>> start
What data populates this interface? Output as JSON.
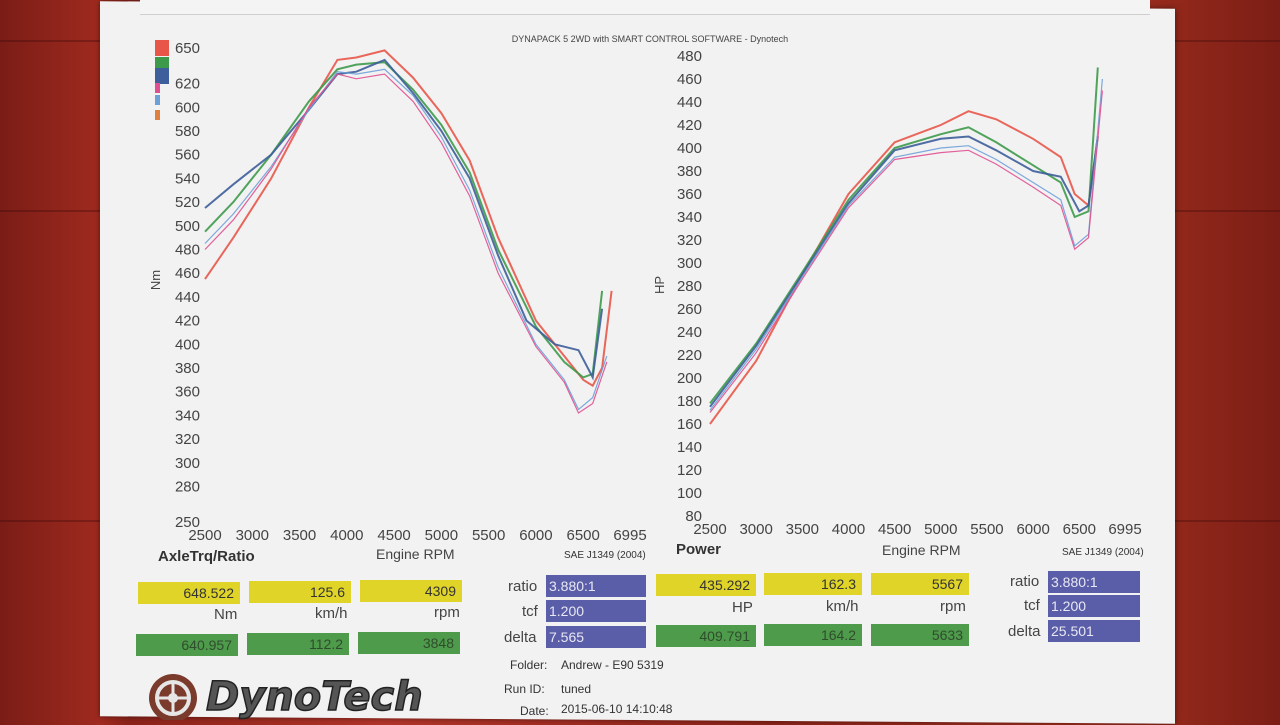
{
  "header": "DYNAPACK 5 2WD with SMART CONTROL SOFTWARE - Dynotech",
  "legend_colors": [
    "#e8564a",
    "#3d9a4a",
    "#3d5e9a",
    "#e05090",
    "#6ea0d8",
    "#e08040"
  ],
  "chart_data": [
    {
      "type": "line",
      "title": "AxleTrq/Ratio",
      "ylabel": "Nm",
      "xlabel": "Engine RPM",
      "standard": "SAE J1349 (2004)",
      "xlim": [
        2500,
        6995
      ],
      "ylim": [
        250,
        650
      ],
      "x_ticks": [
        "2500",
        "3000",
        "3500",
        "4000",
        "4500",
        "5000",
        "5500",
        "6000",
        "6500",
        "6995"
      ],
      "y_ticks": [
        "650",
        "620",
        "600",
        "580",
        "560",
        "540",
        "520",
        "500",
        "480",
        "460",
        "440",
        "420",
        "400",
        "380",
        "360",
        "340",
        "320",
        "300",
        "280",
        "250"
      ],
      "series": [
        {
          "color": "#e8564a",
          "points": [
            [
              2500,
              455
            ],
            [
              2800,
              490
            ],
            [
              3200,
              540
            ],
            [
              3600,
              600
            ],
            [
              3900,
              640
            ],
            [
              4100,
              642
            ],
            [
              4400,
              648
            ],
            [
              4700,
              625
            ],
            [
              5000,
              595
            ],
            [
              5300,
              555
            ],
            [
              5600,
              490
            ],
            [
              6000,
              420
            ],
            [
              6300,
              390
            ],
            [
              6500,
              370
            ],
            [
              6600,
              365
            ],
            [
              6700,
              380
            ],
            [
              6800,
              445
            ]
          ]
        },
        {
          "color": "#3d9a4a",
          "points": [
            [
              2500,
              495
            ],
            [
              2800,
              520
            ],
            [
              3200,
              560
            ],
            [
              3600,
              605
            ],
            [
              3900,
              632
            ],
            [
              4100,
              636
            ],
            [
              4400,
              638
            ],
            [
              4700,
              615
            ],
            [
              5000,
              585
            ],
            [
              5300,
              545
            ],
            [
              5600,
              480
            ],
            [
              6000,
              415
            ],
            [
              6300,
              385
            ],
            [
              6500,
              372
            ],
            [
              6600,
              375
            ],
            [
              6700,
              445
            ]
          ]
        },
        {
          "color": "#3d5e9a",
          "points": [
            [
              2500,
              515
            ],
            [
              2800,
              535
            ],
            [
              3200,
              560
            ],
            [
              3600,
              598
            ],
            [
              3900,
              628
            ],
            [
              4100,
              630
            ],
            [
              4400,
              640
            ],
            [
              4700,
              612
            ],
            [
              5000,
              580
            ],
            [
              5300,
              540
            ],
            [
              5600,
              475
            ],
            [
              5900,
              420
            ],
            [
              6200,
              400
            ],
            [
              6450,
              395
            ],
            [
              6600,
              372
            ],
            [
              6700,
              430
            ]
          ]
        },
        {
          "color": "#6ea0d8",
          "points": [
            [
              2500,
              485
            ],
            [
              2800,
              510
            ],
            [
              3200,
              550
            ],
            [
              3600,
              598
            ],
            [
              3900,
              630
            ],
            [
              4100,
              628
            ],
            [
              4400,
              632
            ],
            [
              4700,
              610
            ],
            [
              5000,
              575
            ],
            [
              5300,
              530
            ],
            [
              5600,
              465
            ],
            [
              6000,
              400
            ],
            [
              6300,
              370
            ],
            [
              6450,
              345
            ],
            [
              6600,
              355
            ],
            [
              6750,
              390
            ]
          ]
        },
        {
          "color": "#e05090",
          "points": [
            [
              2500,
              480
            ],
            [
              2800,
              505
            ],
            [
              3200,
              548
            ],
            [
              3600,
              600
            ],
            [
              3900,
              628
            ],
            [
              4100,
              624
            ],
            [
              4400,
              628
            ],
            [
              4700,
              605
            ],
            [
              5000,
              570
            ],
            [
              5300,
              525
            ],
            [
              5600,
              460
            ],
            [
              6000,
              398
            ],
            [
              6300,
              368
            ],
            [
              6450,
              342
            ],
            [
              6600,
              350
            ],
            [
              6750,
              385
            ]
          ]
        }
      ]
    },
    {
      "type": "line",
      "title": "Power",
      "ylabel": "HP",
      "xlabel": "Engine RPM",
      "standard": "SAE J1349 (2004)",
      "xlim": [
        2500,
        6995
      ],
      "ylim": [
        80,
        480
      ],
      "x_ticks": [
        "2500",
        "3000",
        "3500",
        "4000",
        "4500",
        "5000",
        "5500",
        "6000",
        "6500",
        "6995"
      ],
      "y_ticks": [
        "480",
        "460",
        "440",
        "420",
        "400",
        "380",
        "360",
        "340",
        "320",
        "300",
        "280",
        "260",
        "240",
        "220",
        "200",
        "180",
        "160",
        "140",
        "120",
        "100",
        "80"
      ],
      "series": [
        {
          "color": "#e8564a",
          "points": [
            [
              2500,
              160
            ],
            [
              3000,
              215
            ],
            [
              3500,
              290
            ],
            [
              4000,
              360
            ],
            [
              4500,
              405
            ],
            [
              5000,
              420
            ],
            [
              5300,
              432
            ],
            [
              5600,
              425
            ],
            [
              6000,
              408
            ],
            [
              6300,
              392
            ],
            [
              6450,
              360
            ],
            [
              6600,
              350
            ],
            [
              6700,
              410
            ]
          ]
        },
        {
          "color": "#3d9a4a",
          "points": [
            [
              2500,
              178
            ],
            [
              3000,
              230
            ],
            [
              3500,
              292
            ],
            [
              4000,
              355
            ],
            [
              4500,
              400
            ],
            [
              5000,
              412
            ],
            [
              5300,
              418
            ],
            [
              5600,
              405
            ],
            [
              6000,
              385
            ],
            [
              6300,
              370
            ],
            [
              6450,
              340
            ],
            [
              6600,
              345
            ],
            [
              6700,
              470
            ]
          ]
        },
        {
          "color": "#3d5e9a",
          "points": [
            [
              2500,
              175
            ],
            [
              3000,
              228
            ],
            [
              3500,
              290
            ],
            [
              4000,
              352
            ],
            [
              4500,
              398
            ],
            [
              5000,
              408
            ],
            [
              5300,
              410
            ],
            [
              5600,
              398
            ],
            [
              6000,
              380
            ],
            [
              6300,
              375
            ],
            [
              6500,
              345
            ],
            [
              6600,
              350
            ],
            [
              6700,
              410
            ]
          ]
        },
        {
          "color": "#6ea0d8",
          "points": [
            [
              2500,
              172
            ],
            [
              3000,
              225
            ],
            [
              3500,
              288
            ],
            [
              4000,
              350
            ],
            [
              4500,
              392
            ],
            [
              5000,
              400
            ],
            [
              5300,
              402
            ],
            [
              5600,
              390
            ],
            [
              6000,
              370
            ],
            [
              6300,
              355
            ],
            [
              6450,
              315
            ],
            [
              6600,
              325
            ],
            [
              6750,
              460
            ]
          ]
        },
        {
          "color": "#e05090",
          "points": [
            [
              2500,
              170
            ],
            [
              3000,
              222
            ],
            [
              3500,
              286
            ],
            [
              4000,
              348
            ],
            [
              4500,
              390
            ],
            [
              5000,
              396
            ],
            [
              5300,
              398
            ],
            [
              5600,
              386
            ],
            [
              6000,
              366
            ],
            [
              6300,
              350
            ],
            [
              6450,
              312
            ],
            [
              6600,
              322
            ],
            [
              6750,
              450
            ]
          ]
        }
      ]
    }
  ],
  "left_panel": {
    "title": "AxleTrq/Ratio",
    "xlabel": "Engine RPM",
    "standard": "SAE J1349 (2004)",
    "row1": [
      "648.522",
      "125.6",
      "4309"
    ],
    "units": [
      "Nm",
      "km/h",
      "rpm"
    ],
    "row2": [
      "640.957",
      "112.2",
      "3848"
    ],
    "ratio_label": "ratio",
    "ratio": "3.880:1",
    "tcf_label": "tcf",
    "tcf": "1.200",
    "delta_label": "delta",
    "delta": "7.565"
  },
  "right_panel": {
    "title": "Power",
    "xlabel": "Engine RPM",
    "standard": "SAE J1349 (2004)",
    "row1": [
      "435.292",
      "162.3",
      "5567"
    ],
    "units": [
      "HP",
      "km/h",
      "rpm"
    ],
    "row2": [
      "409.791",
      "164.2",
      "5633"
    ],
    "ratio_label": "ratio",
    "ratio": "3.880:1",
    "tcf_label": "tcf",
    "tcf": "1.200",
    "delta_label": "delta",
    "delta": "25.501"
  },
  "footer": {
    "folder_label": "Folder:",
    "folder": "Andrew - E90 5319",
    "run_label": "Run ID:",
    "run": "tuned",
    "date_label": "Date:",
    "date": "2015-06-10 14:10:48"
  },
  "logo_text": "DynoTech"
}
>> end
▶ **Given instruction**
From the listing above, collect every line that mentions the word "delta".

▶ **Written response**
    "delta_label": "delta",
    "delta": "7.565"
    "delta_label": "delta",
    "delta": "25.501"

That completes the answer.